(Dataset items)
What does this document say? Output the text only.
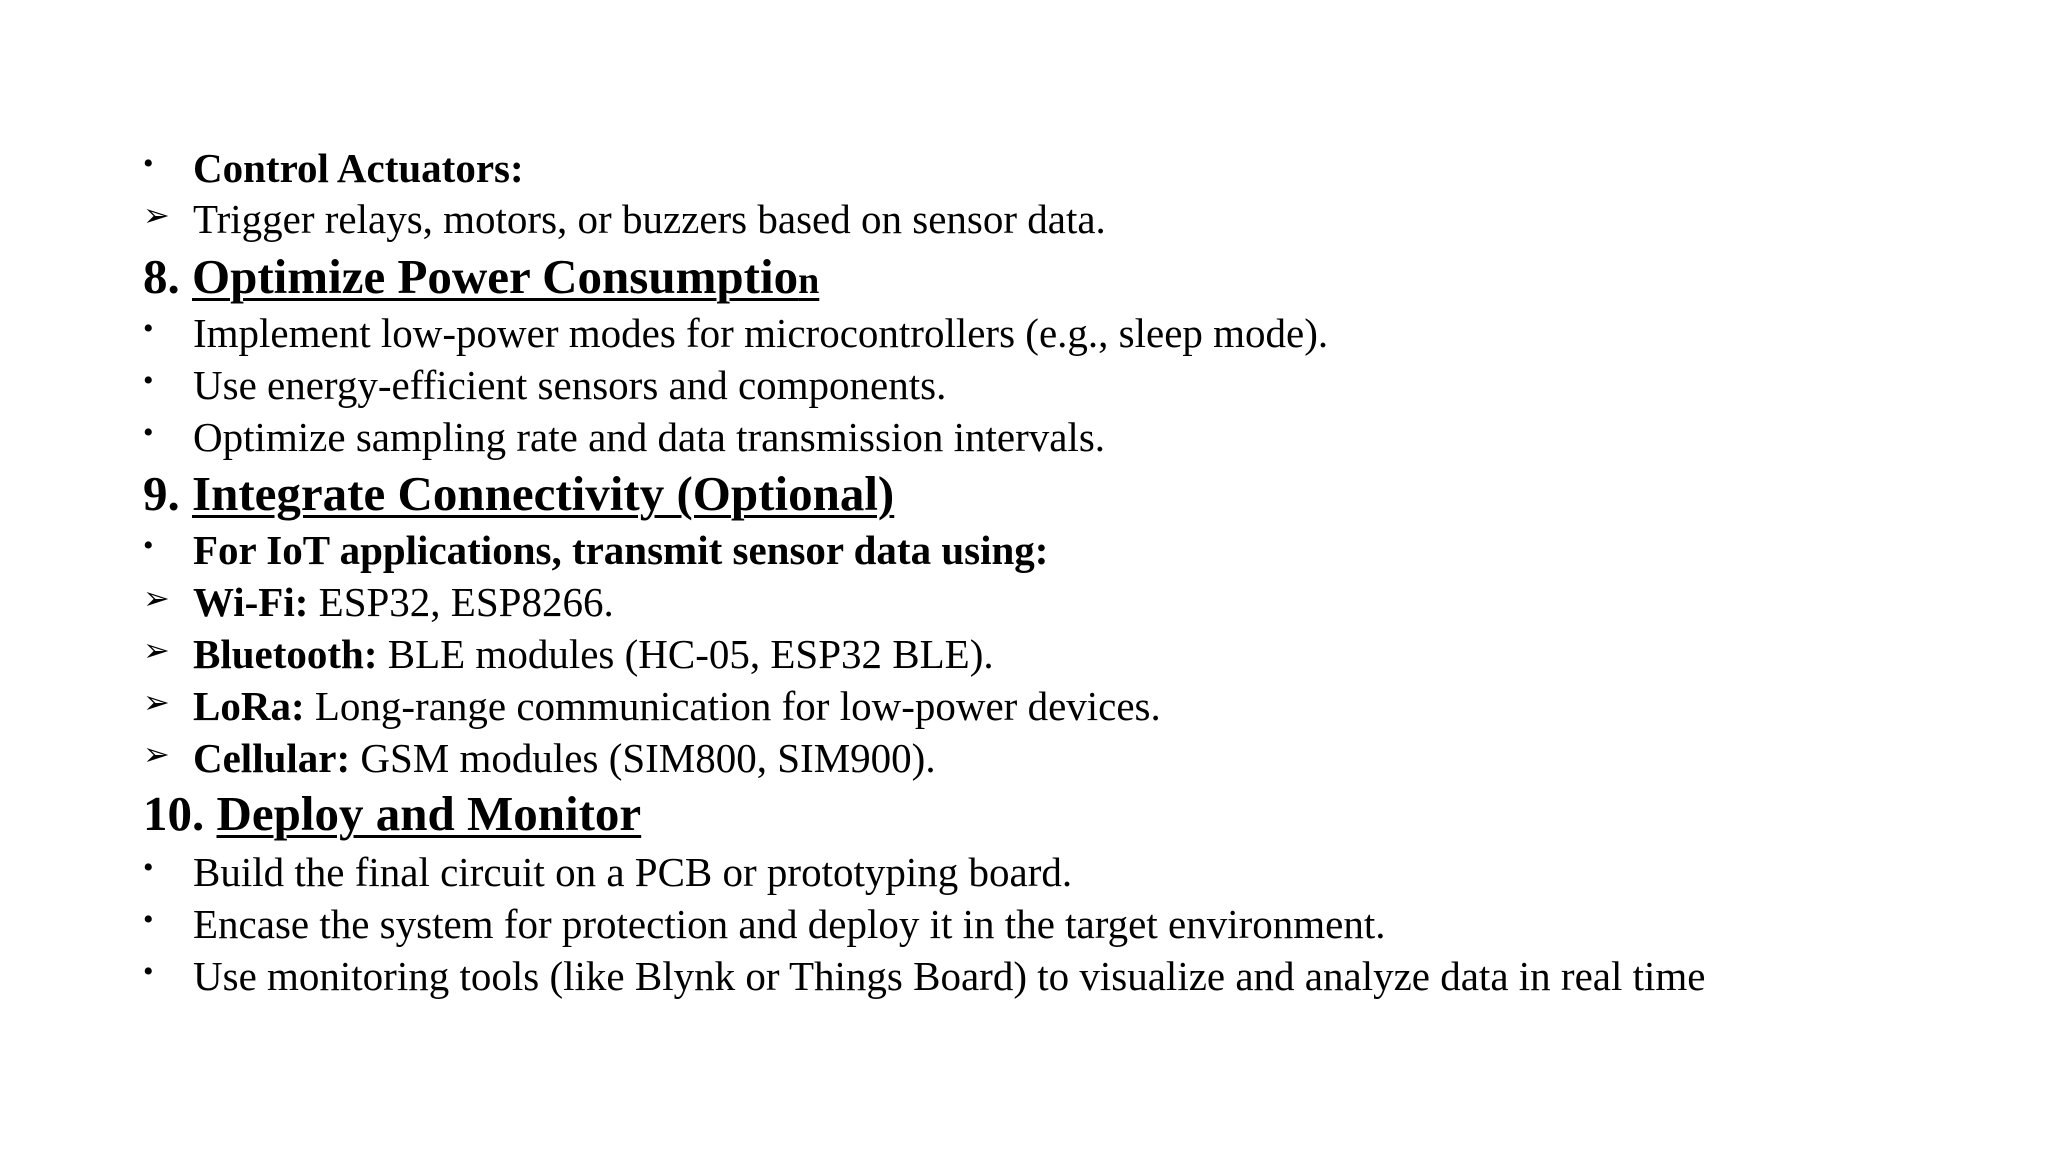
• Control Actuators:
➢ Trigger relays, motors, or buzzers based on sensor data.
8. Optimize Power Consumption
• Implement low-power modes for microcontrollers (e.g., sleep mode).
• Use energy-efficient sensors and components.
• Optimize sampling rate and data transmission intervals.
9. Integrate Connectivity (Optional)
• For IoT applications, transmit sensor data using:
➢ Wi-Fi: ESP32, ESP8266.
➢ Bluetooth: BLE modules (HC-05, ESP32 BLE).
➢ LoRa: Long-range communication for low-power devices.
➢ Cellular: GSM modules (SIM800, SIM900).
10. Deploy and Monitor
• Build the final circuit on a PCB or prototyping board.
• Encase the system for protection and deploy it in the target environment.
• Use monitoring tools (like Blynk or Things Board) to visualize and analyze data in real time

> GIVEN EXERCISE: Print the whole listing above once more, word for word, without its pictures.

> SOLUTION TO THE PROBLEM:
What does this document say? Output the text only.
• Control Actuators:
➢ Trigger relays, motors, or buzzers based on sensor data.
8. Optimize Power Consumption
• Implement low-power modes for microcontrollers (e.g., sleep mode).
• Use energy-efficient sensors and components.
• Optimize sampling rate and data transmission intervals.
9. Integrate Connectivity (Optional)
• For IoT applications, transmit sensor data using:
➢ Wi-Fi: ESP32, ESP8266.
➢ Bluetooth: BLE modules (HC-05, ESP32 BLE).
➢ LoRa: Long-range communication for low-power devices.
➢ Cellular: GSM modules (SIM800, SIM900).
10. Deploy and Monitor
• Build the final circuit on a PCB or prototyping board.
• Encase the system for protection and deploy it in the target environment.
• Use monitoring tools (like Blynk or Things Board) to visualize and analyze data in real time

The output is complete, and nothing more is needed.